Dataset records

## Begin

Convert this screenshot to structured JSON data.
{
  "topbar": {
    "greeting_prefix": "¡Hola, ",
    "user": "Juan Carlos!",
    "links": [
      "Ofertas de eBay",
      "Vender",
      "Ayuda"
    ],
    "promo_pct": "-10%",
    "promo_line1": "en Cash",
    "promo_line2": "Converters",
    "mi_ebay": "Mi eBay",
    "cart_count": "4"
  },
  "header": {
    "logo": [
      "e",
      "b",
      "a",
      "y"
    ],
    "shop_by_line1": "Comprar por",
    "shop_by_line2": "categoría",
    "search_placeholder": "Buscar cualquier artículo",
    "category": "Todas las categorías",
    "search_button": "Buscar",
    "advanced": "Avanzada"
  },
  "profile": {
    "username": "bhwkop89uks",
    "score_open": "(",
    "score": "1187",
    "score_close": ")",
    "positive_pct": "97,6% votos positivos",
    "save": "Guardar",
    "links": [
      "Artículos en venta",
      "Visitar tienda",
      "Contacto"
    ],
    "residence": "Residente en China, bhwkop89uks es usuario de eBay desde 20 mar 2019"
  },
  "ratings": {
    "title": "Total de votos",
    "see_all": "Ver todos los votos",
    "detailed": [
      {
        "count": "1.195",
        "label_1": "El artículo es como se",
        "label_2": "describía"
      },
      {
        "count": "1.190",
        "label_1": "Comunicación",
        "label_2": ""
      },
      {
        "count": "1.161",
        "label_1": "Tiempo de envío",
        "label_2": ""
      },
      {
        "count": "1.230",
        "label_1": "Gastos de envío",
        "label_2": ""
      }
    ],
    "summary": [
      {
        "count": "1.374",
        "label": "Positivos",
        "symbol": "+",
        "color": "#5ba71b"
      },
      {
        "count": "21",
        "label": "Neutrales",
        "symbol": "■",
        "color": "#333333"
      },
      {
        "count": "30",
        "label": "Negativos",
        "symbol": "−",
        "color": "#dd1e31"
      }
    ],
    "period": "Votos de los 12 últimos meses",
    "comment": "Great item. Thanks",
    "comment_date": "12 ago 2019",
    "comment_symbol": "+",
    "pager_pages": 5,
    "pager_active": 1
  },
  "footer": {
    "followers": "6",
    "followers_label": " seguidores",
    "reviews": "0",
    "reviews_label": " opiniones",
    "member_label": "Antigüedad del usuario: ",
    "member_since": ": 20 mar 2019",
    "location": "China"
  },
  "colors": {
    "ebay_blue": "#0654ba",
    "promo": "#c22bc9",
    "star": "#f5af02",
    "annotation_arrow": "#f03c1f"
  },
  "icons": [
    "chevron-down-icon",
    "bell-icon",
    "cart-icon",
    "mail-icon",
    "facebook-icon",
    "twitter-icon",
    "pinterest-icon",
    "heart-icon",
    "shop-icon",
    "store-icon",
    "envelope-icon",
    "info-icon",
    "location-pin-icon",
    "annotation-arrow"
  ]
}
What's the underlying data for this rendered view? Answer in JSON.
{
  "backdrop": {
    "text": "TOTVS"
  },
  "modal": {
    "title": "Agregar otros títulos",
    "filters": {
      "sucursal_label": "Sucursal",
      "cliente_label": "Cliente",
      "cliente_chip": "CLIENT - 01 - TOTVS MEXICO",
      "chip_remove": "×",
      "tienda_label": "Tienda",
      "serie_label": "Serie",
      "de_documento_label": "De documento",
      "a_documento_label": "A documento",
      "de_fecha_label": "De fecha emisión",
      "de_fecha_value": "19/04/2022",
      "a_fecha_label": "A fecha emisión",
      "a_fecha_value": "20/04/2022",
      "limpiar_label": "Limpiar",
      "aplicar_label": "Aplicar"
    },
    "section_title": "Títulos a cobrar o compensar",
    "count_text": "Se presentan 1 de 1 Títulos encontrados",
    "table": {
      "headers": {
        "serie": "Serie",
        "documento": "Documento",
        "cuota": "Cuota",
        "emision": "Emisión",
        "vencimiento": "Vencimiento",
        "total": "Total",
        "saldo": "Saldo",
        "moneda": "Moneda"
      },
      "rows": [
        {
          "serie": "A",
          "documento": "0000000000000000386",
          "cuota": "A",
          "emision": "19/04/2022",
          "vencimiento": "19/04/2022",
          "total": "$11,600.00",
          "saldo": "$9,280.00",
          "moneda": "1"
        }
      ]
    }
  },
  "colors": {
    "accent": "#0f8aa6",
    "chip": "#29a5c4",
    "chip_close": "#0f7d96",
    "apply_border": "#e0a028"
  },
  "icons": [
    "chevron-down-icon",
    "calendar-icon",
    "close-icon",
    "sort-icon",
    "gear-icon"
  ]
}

## End

| TO DO |
Repeat only the stretch of lines that begins at the line containing "What's the underlying" and ends at the last line above, both included.

| RESULT |
What's the underlying data for this rendered view? Answer in JSON.
{
  "backdrop": {
    "text": "TOTVS"
  },
  "modal": {
    "title": "Agregar otros títulos",
    "filters": {
      "sucursal_label": "Sucursal",
      "cliente_label": "Cliente",
      "cliente_chip": "CLIENT - 01 - TOTVS MEXICO",
      "chip_remove": "×",
      "tienda_label": "Tienda",
      "serie_label": "Serie",
      "de_documento_label": "De documento",
      "a_documento_label": "A documento",
      "de_fecha_label": "De fecha emisión",
      "de_fecha_value": "19/04/2022",
      "a_fecha_label": "A fecha emisión",
      "a_fecha_value": "20/04/2022",
      "limpiar_label": "Limpiar",
      "aplicar_label": "Aplicar"
    },
    "section_title": "Títulos a cobrar o compensar",
    "count_text": "Se presentan 1 de 1 Títulos encontrados",
    "table": {
      "headers": {
        "serie": "Serie",
        "documento": "Documento",
        "cuota": "Cuota",
        "emision": "Emisión",
        "vencimiento": "Vencimiento",
        "total": "Total",
        "saldo": "Saldo",
        "moneda": "Moneda"
      },
      "rows": [
        {
          "serie": "A",
          "documento": "0000000000000000386",
          "cuota": "A",
          "emision": "19/04/2022",
          "vencimiento": "19/04/2022",
          "total": "$11,600.00",
          "saldo": "$9,280.00",
          "moneda": "1"
        }
      ]
    }
  },
  "colors": {
    "accent": "#0f8aa6",
    "chip": "#29a5c4",
    "chip_close": "#0f7d96",
    "apply_border": "#e0a028"
  },
  "icons": [
    "chevron-down-icon",
    "calendar-icon",
    "close-icon",
    "sort-icon",
    "gear-icon"
  ]
}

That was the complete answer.